##### EXERCISE INPUTS
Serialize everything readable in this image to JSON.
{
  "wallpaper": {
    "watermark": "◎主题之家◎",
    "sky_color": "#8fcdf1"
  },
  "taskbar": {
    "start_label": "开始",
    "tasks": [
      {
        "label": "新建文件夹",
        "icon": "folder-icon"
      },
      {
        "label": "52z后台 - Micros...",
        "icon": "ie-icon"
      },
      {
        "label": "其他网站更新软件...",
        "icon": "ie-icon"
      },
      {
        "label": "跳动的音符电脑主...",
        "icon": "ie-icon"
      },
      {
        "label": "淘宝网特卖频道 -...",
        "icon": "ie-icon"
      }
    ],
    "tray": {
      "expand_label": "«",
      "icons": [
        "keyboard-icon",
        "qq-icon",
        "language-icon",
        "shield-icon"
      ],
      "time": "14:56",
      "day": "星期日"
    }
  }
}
##########
SHORT TASK: Copy all of the data. Keep every word exactly as it is.

REPLY TO THE TASK:
Serialize everything readable in this image to JSON.
{
  "wallpaper": {
    "watermark": "◎主题之家◎",
    "sky_color": "#8fcdf1"
  },
  "taskbar": {
    "start_label": "开始",
    "tasks": [
      {
        "label": "新建文件夹",
        "icon": "folder-icon"
      },
      {
        "label": "52z后台 - Micros...",
        "icon": "ie-icon"
      },
      {
        "label": "其他网站更新软件...",
        "icon": "ie-icon"
      },
      {
        "label": "跳动的音符电脑主...",
        "icon": "ie-icon"
      },
      {
        "label": "淘宝网特卖频道 -...",
        "icon": "ie-icon"
      }
    ],
    "tray": {
      "expand_label": "«",
      "icons": [
        "keyboard-icon",
        "qq-icon",
        "language-icon",
        "shield-icon"
      ],
      "time": "14:56",
      "day": "星期日"
    }
  }
}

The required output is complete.